[Recorded data]
....................

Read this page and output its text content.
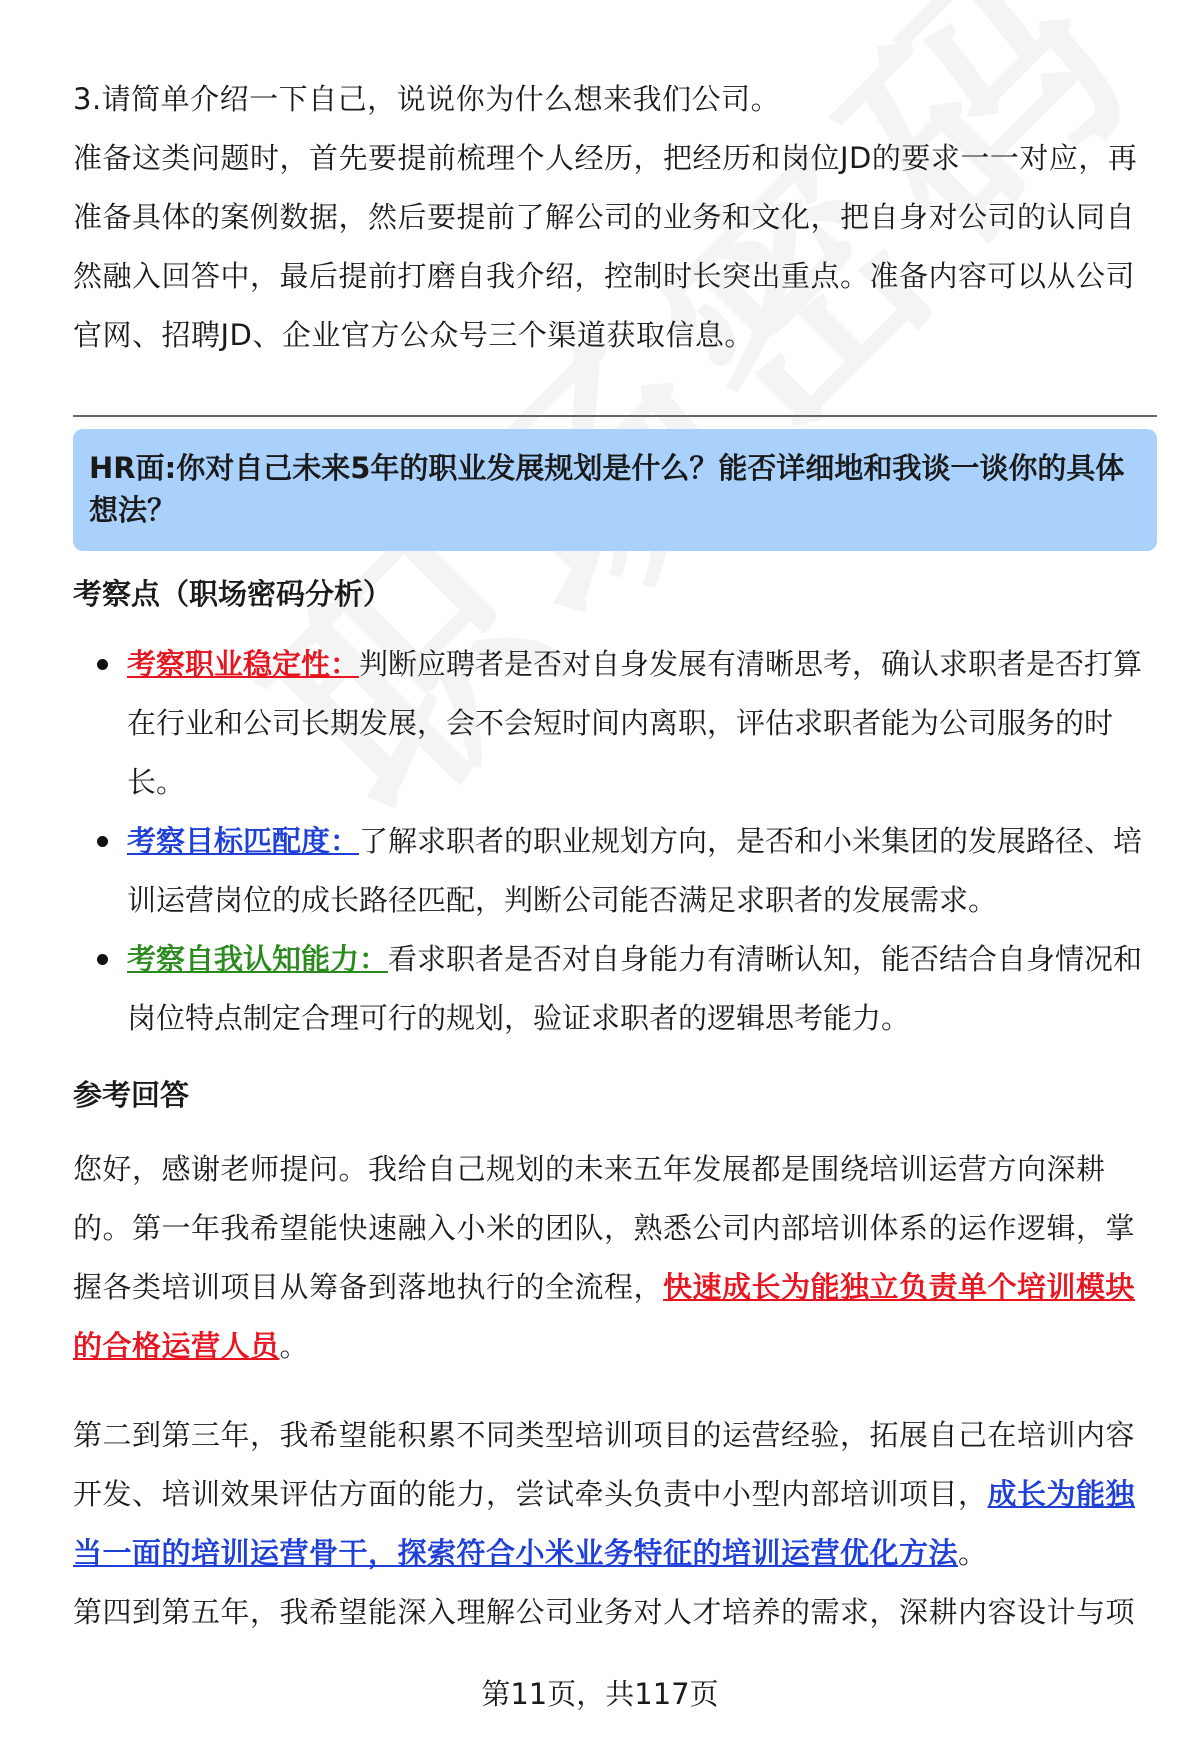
3.请简单介绍一下自己，说说你为什么想来我们公司。

准备这类问题时，首先要提前梳理个人经历，把经历和岗位JD的要求一一对应，再准备具体的案例数据，然后要提前了解公司的业务和文化，把自身对公司的认同自然融入回答中，最后提前打磨自我介绍，控制时长突出重点。准备内容可以从公司官网、招聘JD、企业官方公众号三个渠道获取信息。

HR面:你对自己未来5年的职业发展规划是什么？能否详细地和我谈一谈你的具体想法？
考察点（职场密码分析）
考察职业稳定性：判断应聘者是否对自身发展有清晰思考，确认求职者是否打算在行业和公司长期发展，会不会短时间内离职，评估求职者能为公司服务的时长。
考察目标匹配度：了解求职者的职业规划方向，是否和小米集团的发展路径、培训运营岗位的成长路径匹配，判断公司能否满足求职者的发展需求。
考察自我认知能力：看求职者是否对自身能力有清晰认知，能否结合自身情况和岗位特点制定合理可行的规划，验证求职者的逻辑思考能力。
参考回答

您好，感谢老师提问。我给自己规划的未来五年发展都是围绕培训运营方向深耕的。第一年我希望能快速融入小米的团队，熟悉公司内部培训体系的运作逻辑，掌握各类培训项目从筹备到落地执行的全流程，快速成长为能独立负责单个培训模块的合格运营人员。

第二到第三年，我希望能积累不同类型培训项目的运营经验，拓展自己在培训内容开发、培训效果评估方面的能力，尝试牵头负责中小型内部培训项目，成长为能独当一面的培训运营骨干，探索符合小米业务特征的培训运营优化方法。

第四到第五年，我希望能深入理解公司业务对人才培养的需求，深耕内容设计与项

第11页，共117页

....................

» **Required task**: Strip the images and reproduce the remaining records precisely.

» **Correct output**:
Read this page and output its text content.
3.请简单介绍一下自己，说说你为什么想来我们公司。

准备这类问题时，首先要提前梳理个人经历，把经历和岗位JD的要求一一对应，再准备具体的案例数据，然后要提前了解公司的业务和文化，把自身对公司的认同自然融入回答中，最后提前打磨自我介绍，控制时长突出重点。准备内容可以从公司官网、招聘JD、企业官方公众号三个渠道获取信息。

HR面:你对自己未来5年的职业发展规划是什么？能否详细地和我谈一谈你的具体想法？
考察点（职场密码分析）
考察职业稳定性：判断应聘者是否对自身发展有清晰思考，确认求职者是否打算在行业和公司长期发展，会不会短时间内离职，评估求职者能为公司服务的时长。
考察目标匹配度：了解求职者的职业规划方向，是否和小米集团的发展路径、培训运营岗位的成长路径匹配，判断公司能否满足求职者的发展需求。
考察自我认知能力：看求职者是否对自身能力有清晰认知，能否结合自身情况和岗位特点制定合理可行的规划，验证求职者的逻辑思考能力。
参考回答

您好，感谢老师提问。我给自己规划的未来五年发展都是围绕培训运营方向深耕的。第一年我希望能快速融入小米的团队，熟悉公司内部培训体系的运作逻辑，掌握各类培训项目从筹备到落地执行的全流程，快速成长为能独立负责单个培训模块的合格运营人员。

第二到第三年，我希望能积累不同类型培训项目的运营经验，拓展自己在培训内容开发、培训效果评估方面的能力，尝试牵头负责中小型内部培训项目，成长为能独当一面的培训运营骨干，探索符合小米业务特征的培训运营优化方法。

第四到第五年，我希望能深入理解公司业务对人才培养的需求，深耕内容设计与项

第11页，共117页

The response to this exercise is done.